** START RECORDS SHOWN **

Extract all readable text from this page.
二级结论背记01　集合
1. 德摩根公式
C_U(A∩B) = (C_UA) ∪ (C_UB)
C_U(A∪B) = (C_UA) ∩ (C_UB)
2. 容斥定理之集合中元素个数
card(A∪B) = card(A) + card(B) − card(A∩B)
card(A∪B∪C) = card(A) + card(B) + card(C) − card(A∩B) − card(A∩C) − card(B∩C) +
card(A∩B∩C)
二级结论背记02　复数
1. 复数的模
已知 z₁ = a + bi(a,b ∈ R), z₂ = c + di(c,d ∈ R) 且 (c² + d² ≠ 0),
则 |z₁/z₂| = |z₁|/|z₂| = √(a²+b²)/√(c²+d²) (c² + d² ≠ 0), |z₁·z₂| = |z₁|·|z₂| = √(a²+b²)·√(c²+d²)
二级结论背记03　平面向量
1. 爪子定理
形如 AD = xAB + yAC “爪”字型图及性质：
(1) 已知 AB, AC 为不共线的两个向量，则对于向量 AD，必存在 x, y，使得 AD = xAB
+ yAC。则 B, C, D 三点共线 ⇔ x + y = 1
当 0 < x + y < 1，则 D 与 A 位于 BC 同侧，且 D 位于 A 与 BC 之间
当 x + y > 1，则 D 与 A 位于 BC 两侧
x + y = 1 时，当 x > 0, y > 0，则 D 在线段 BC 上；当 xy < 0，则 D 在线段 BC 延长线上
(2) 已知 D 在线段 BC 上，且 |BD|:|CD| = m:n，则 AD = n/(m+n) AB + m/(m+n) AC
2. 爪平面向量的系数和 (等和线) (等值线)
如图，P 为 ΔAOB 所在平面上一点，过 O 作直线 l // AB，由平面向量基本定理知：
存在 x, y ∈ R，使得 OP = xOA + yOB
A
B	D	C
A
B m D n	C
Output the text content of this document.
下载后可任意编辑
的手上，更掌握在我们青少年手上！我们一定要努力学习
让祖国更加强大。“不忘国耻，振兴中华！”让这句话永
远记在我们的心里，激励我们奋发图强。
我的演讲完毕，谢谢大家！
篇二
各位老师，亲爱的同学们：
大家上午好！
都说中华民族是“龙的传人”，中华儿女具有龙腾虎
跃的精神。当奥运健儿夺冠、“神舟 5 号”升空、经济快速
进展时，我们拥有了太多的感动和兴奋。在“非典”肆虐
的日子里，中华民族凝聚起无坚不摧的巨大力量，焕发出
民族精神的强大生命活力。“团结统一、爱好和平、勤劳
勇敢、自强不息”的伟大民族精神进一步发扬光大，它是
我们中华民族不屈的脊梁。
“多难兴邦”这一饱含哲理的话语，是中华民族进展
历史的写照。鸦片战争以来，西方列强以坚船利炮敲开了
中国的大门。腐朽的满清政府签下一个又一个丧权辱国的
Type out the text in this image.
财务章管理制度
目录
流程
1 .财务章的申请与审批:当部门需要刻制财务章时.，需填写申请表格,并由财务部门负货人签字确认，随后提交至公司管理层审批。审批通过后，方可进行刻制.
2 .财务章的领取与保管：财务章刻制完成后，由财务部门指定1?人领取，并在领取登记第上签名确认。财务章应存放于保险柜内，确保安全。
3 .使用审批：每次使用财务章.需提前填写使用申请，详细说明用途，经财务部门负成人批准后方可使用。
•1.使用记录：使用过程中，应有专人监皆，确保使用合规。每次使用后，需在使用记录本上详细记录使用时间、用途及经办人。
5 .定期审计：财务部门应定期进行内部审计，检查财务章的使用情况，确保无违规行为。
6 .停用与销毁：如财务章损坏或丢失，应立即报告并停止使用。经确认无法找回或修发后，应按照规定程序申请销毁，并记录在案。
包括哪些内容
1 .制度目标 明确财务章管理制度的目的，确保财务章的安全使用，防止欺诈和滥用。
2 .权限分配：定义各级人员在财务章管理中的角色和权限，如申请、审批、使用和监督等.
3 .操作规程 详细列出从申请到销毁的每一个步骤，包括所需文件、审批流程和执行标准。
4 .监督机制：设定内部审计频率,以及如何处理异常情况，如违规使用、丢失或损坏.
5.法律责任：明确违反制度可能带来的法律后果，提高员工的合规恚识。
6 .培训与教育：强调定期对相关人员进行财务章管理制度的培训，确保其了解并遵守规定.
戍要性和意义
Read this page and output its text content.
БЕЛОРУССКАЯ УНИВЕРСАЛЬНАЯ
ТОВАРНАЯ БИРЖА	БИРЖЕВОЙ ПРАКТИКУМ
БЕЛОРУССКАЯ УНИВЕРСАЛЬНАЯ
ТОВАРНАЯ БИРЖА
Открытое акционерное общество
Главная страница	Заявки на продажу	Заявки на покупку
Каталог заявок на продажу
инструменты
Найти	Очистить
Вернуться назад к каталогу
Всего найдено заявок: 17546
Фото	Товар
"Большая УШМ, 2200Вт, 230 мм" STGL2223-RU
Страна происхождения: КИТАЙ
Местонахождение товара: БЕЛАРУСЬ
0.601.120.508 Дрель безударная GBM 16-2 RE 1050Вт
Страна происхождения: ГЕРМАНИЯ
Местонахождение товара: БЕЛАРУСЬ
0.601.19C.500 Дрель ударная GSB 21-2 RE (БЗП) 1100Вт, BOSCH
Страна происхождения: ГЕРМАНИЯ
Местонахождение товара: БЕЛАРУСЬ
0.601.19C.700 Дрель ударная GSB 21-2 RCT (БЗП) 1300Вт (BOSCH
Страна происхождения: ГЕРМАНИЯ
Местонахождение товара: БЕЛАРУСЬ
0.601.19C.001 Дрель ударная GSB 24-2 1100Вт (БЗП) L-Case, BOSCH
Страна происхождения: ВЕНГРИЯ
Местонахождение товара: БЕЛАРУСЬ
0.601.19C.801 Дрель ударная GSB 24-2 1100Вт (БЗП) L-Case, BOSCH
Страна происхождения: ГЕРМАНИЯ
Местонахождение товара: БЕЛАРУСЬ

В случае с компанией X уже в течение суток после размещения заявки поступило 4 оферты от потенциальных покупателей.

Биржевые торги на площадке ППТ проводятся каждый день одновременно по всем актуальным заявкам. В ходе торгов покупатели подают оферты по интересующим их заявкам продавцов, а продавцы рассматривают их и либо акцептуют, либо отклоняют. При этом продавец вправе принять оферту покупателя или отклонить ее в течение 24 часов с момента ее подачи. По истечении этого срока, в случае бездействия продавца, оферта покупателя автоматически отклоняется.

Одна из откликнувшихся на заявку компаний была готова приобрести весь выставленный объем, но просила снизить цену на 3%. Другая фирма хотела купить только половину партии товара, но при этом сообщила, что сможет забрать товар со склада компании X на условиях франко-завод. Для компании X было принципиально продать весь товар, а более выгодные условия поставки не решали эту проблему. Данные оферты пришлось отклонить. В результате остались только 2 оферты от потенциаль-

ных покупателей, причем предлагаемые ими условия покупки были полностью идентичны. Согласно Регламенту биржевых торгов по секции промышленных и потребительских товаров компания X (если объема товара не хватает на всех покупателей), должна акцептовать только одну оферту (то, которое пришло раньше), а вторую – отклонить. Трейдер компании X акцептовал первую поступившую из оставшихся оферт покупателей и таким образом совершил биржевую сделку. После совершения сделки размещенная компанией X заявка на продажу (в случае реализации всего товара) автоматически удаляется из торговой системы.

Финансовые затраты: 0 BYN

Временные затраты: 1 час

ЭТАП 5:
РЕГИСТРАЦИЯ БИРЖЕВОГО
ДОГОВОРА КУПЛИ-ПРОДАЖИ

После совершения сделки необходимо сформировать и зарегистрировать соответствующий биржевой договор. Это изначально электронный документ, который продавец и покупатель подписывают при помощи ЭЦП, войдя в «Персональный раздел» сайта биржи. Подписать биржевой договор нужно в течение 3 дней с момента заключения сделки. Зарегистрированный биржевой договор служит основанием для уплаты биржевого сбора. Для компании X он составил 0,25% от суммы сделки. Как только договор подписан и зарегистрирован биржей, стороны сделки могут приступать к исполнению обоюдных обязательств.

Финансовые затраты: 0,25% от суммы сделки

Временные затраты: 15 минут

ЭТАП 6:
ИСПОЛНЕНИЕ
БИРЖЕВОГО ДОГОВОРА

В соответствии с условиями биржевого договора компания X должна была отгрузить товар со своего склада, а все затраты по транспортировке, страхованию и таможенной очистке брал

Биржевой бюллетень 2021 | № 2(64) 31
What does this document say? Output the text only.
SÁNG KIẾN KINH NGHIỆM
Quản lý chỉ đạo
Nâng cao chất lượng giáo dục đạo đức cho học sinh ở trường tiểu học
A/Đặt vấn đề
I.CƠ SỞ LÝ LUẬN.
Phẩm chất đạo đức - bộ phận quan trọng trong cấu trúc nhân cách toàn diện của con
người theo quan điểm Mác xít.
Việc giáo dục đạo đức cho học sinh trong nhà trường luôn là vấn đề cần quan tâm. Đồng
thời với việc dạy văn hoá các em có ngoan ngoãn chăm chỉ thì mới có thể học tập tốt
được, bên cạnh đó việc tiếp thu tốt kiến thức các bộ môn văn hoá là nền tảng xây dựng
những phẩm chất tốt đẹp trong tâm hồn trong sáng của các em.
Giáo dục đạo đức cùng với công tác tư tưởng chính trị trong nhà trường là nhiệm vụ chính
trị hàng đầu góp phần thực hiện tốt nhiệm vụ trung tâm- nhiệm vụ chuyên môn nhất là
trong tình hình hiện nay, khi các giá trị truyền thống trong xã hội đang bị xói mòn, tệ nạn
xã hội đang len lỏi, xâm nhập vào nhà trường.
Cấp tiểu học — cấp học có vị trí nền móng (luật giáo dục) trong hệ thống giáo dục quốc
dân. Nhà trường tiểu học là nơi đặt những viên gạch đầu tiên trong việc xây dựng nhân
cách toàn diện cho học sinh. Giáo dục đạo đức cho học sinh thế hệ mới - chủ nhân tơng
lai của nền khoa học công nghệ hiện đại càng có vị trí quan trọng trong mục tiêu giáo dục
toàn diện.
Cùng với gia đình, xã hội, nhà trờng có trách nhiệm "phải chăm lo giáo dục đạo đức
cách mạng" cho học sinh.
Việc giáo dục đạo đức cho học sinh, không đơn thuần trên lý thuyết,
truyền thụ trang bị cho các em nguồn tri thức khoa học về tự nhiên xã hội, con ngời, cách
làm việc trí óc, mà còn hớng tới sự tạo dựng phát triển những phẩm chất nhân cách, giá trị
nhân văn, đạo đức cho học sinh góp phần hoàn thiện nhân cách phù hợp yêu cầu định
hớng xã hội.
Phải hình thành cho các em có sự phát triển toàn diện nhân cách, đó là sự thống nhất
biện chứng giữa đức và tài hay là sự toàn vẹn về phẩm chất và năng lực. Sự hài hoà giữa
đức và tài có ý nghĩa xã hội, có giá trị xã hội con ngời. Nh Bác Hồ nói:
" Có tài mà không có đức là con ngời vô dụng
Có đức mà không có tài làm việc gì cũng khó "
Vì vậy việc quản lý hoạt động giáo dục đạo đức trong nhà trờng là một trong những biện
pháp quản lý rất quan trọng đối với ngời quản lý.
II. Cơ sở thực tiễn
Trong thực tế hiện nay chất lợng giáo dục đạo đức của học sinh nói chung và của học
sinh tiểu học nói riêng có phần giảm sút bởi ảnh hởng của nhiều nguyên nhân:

** END RECORDS SHOWN **

## STATED PROBLEM
Pull out each line containing the word "Финансовые" and copy it.

## REPLY TO THE EXERCISE
Финансовые затраты: 0 BYN
Финансовые затраты: 0,25% от суммы сделки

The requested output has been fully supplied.